__TEXTE CITÉ__.
------------------------------------
« Astro-Symphonie » du Big Band de l’Œuf

« Astro-Symphonie » du Big Band de l’Œuf

« Il nous faut éclairer les lumières par le murmure des étoiles1». Roland Gori, philosophe et psychanalyste, face à la fabrique des servitudes, volontaires ou planifiées par notre société de contrôles valorisant l’homo économicus, ses logiques instrumentales, sa spiritualité numérique, oppose la force de la parole pour bâtir de nouvelles utopies. Ce murmure des étoiles, au second degré, c’est la dimension poétique opposée à la technique.

Si on en croit l’astrophysicienne Hélène Courtois, spécialiste de la cosmographie de l’univers, celle qui a découvert Laniakea2, les gens aujourd’hui sont très friands de ce qui se passe au-delà de nos horizons terrestres. Il existe une véritable curiosité pour tous les phénomènes cosmiques. La disparition d’Hubert Reeves et les réactions suscitées par sa mort est en une preuve, de l’attachement à ce qui nous dépasse, et cet élan vers des mystères qui s’avèrent plus fédérateurs et moins destructeurs que les luttes intestines pour des rêves de grandeurs matérielles. Peut-être est-ce parce que nous avons perdu le sens du politique, pour revenir aux propos de Gori.

A prendre au pied de la lettre, ce murmure des étoiles existe bel et bien. Certains chercheurs du CNRS essaient de traduire en sons les signaux de lumière émis par les objets célestes. Cela ressemble à des chants de baleines, ou encore des grincements. Etonnant, singulier !
------------------------------------
Expliquez, en vous appuyant sur le texte consacré à l'« Astro-Symphonie », pourquoi celui-ci affirme que le murmure des étoiles, pris au pied de la lettre, « existe bel et bien ».

__MATÉRIEL FOURNI__.
------------------------------------
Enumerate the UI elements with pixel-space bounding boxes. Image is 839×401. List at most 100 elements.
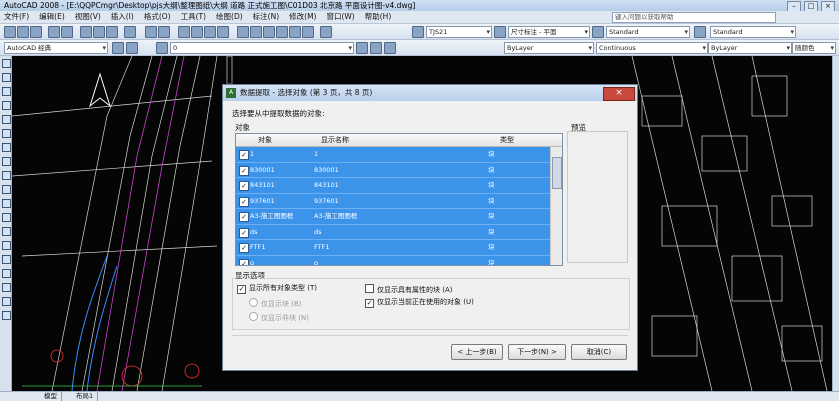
------------------------------------
__CORRIGÉ__. Certains chercheurs du CNRS essaient de traduire en sons les signaux de lumière émis par les objets célestes. Le résultat ressemble à des chants de baleines ou à des grincements.